** BEGIN Extracted data **

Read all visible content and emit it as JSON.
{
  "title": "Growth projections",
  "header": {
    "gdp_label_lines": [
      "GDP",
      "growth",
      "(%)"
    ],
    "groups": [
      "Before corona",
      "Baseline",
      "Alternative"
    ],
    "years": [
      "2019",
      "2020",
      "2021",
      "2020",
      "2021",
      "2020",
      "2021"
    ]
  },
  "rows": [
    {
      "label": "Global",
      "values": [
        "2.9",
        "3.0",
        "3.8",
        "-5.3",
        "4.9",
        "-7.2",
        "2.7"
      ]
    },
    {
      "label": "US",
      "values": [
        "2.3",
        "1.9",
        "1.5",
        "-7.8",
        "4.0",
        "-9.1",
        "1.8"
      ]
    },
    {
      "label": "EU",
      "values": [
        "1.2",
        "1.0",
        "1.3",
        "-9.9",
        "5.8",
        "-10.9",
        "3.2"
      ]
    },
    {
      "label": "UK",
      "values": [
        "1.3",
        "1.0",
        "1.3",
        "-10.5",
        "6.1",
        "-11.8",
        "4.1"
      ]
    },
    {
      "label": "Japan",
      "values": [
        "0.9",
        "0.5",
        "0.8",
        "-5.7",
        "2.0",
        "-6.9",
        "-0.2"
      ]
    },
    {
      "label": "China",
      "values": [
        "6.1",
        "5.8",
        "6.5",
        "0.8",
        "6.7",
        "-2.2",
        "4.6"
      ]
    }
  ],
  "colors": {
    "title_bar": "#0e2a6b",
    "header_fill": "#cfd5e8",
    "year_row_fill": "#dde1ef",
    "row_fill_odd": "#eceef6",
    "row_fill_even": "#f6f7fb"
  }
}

** END Extracted data **

[What the task requires]
All of the material above needs to be retyped word for word.

[Written reply]
Read all visible content and emit it as JSON.
{
  "title": "Growth projections",
  "header": {
    "gdp_label_lines": [
      "GDP",
      "growth",
      "(%)"
    ],
    "groups": [
      "Before corona",
      "Baseline",
      "Alternative"
    ],
    "years": [
      "2019",
      "2020",
      "2021",
      "2020",
      "2021",
      "2020",
      "2021"
    ]
  },
  "rows": [
    {
      "label": "Global",
      "values": [
        "2.9",
        "3.0",
        "3.8",
        "-5.3",
        "4.9",
        "-7.2",
        "2.7"
      ]
    },
    {
      "label": "US",
      "values": [
        "2.3",
        "1.9",
        "1.5",
        "-7.8",
        "4.0",
        "-9.1",
        "1.8"
      ]
    },
    {
      "label": "EU",
      "values": [
        "1.2",
        "1.0",
        "1.3",
        "-9.9",
        "5.8",
        "-10.9",
        "3.2"
      ]
    },
    {
      "label": "UK",
      "values": [
        "1.3",
        "1.0",
        "1.3",
        "-10.5",
        "6.1",
        "-11.8",
        "4.1"
      ]
    },
    {
      "label": "Japan",
      "values": [
        "0.9",
        "0.5",
        "0.8",
        "-5.7",
        "2.0",
        "-6.9",
        "-0.2"
      ]
    },
    {
      "label": "China",
      "values": [
        "6.1",
        "5.8",
        "6.5",
        "0.8",
        "6.7",
        "-2.2",
        "4.6"
      ]
    }
  ],
  "colors": {
    "title_bar": "#0e2a6b",
    "header_fill": "#cfd5e8",
    "year_row_fill": "#dde1ef",
    "row_fill_odd": "#eceef6",
    "row_fill_even": "#f6f7fb"
  }
}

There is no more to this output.